:: Given records

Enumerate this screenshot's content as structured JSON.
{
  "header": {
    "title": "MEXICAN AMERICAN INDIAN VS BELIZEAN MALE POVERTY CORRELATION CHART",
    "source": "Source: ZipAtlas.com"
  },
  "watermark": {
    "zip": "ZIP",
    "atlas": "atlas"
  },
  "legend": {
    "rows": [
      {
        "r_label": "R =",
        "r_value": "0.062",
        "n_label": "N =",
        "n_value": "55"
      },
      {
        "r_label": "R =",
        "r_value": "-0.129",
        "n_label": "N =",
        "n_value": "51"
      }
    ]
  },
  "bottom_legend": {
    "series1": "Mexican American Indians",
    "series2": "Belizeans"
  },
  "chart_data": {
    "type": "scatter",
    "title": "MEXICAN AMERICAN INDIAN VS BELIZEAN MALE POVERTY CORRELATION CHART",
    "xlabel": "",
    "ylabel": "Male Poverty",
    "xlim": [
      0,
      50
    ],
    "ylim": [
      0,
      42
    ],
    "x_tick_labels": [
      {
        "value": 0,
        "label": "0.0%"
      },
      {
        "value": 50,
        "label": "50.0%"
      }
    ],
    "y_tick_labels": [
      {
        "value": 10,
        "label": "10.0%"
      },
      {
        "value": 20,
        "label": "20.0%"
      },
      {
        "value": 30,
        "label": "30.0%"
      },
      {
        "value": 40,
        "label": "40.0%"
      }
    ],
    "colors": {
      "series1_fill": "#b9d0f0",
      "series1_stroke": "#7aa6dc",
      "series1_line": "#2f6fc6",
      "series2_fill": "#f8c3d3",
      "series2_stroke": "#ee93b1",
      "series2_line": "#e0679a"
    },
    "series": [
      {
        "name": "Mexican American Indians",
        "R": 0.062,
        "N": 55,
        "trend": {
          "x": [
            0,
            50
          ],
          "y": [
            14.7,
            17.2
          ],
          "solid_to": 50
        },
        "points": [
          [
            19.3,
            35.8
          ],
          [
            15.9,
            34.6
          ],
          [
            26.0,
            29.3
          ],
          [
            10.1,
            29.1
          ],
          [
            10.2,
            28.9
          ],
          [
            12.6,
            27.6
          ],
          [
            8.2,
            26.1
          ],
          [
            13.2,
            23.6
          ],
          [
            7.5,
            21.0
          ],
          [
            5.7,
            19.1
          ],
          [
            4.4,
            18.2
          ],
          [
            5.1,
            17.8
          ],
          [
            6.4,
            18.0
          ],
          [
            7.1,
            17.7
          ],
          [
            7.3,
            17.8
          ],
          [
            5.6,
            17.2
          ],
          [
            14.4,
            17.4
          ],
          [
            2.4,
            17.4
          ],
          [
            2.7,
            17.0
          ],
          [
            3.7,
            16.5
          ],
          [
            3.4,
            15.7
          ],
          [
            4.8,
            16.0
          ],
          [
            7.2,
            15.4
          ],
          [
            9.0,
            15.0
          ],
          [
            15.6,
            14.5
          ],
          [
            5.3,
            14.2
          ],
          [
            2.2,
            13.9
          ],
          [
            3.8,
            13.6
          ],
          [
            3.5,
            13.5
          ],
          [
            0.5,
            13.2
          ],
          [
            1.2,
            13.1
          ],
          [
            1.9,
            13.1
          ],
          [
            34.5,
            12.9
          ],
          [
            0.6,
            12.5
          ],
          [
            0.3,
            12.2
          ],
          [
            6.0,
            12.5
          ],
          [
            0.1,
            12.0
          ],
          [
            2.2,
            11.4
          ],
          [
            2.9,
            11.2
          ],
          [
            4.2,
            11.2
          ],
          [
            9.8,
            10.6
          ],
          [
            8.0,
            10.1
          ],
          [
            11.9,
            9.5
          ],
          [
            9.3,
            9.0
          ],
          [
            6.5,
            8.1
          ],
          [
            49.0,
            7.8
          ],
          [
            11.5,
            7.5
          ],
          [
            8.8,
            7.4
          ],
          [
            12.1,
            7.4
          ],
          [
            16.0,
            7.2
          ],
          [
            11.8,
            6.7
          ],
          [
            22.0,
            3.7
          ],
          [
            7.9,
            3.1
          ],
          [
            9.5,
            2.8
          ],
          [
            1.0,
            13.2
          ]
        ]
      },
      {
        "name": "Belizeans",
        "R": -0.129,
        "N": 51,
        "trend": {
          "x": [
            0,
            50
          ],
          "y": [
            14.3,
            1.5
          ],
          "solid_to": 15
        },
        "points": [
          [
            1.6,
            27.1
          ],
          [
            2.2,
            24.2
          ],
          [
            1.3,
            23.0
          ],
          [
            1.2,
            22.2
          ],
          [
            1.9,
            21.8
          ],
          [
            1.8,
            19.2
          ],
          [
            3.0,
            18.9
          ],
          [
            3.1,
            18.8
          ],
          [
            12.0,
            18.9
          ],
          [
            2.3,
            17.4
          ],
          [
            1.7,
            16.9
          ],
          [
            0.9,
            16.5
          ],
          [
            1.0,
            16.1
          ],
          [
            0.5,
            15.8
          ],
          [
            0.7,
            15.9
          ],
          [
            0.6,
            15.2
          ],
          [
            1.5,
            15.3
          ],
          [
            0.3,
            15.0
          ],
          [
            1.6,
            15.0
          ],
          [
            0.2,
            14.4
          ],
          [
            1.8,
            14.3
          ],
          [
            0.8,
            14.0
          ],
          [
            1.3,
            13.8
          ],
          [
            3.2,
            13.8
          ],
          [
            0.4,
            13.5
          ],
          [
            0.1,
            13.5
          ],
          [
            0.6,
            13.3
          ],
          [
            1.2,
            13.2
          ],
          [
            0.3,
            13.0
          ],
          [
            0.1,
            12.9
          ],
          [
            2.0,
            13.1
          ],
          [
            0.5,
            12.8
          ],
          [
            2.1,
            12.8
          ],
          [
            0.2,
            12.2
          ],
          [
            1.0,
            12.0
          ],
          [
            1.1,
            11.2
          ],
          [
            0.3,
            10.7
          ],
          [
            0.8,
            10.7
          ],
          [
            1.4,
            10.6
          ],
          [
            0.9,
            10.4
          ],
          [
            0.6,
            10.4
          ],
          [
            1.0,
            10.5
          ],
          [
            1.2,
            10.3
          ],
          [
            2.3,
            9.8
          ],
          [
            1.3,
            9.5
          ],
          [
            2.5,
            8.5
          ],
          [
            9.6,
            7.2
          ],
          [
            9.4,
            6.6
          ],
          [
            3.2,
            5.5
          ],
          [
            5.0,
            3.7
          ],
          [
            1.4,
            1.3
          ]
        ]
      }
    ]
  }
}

::::
:: Given records

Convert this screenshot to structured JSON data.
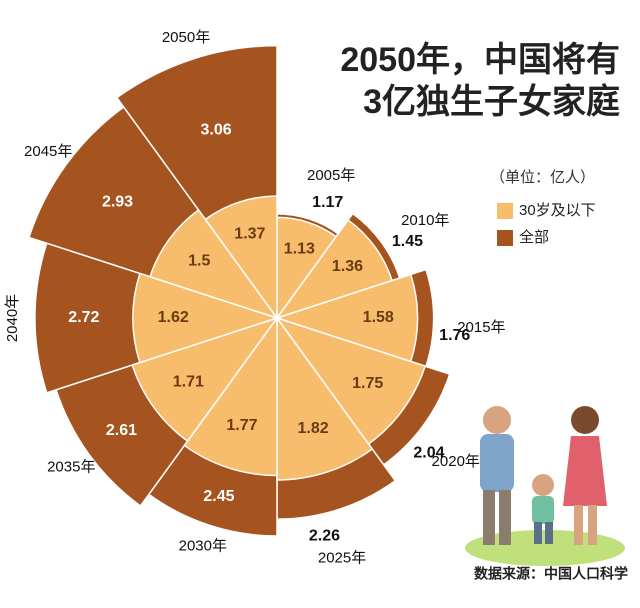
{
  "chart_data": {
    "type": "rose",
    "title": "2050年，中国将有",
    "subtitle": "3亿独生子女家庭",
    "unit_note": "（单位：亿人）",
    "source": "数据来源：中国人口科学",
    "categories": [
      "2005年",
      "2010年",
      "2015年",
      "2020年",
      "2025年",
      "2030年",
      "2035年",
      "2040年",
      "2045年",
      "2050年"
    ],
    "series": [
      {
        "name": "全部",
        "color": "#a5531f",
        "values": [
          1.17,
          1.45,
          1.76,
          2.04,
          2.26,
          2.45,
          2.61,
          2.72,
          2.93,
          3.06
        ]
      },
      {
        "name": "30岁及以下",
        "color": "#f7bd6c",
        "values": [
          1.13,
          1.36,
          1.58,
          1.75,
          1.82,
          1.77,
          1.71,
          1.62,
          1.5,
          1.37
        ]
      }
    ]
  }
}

::::

Exercise objective — Pick each line holding the word "name" out of the listing.

Final result —
        "name": "Mexican American Indians",
        "name": "Belizeans",
        "name": "全部",
        "name": "30岁及以下",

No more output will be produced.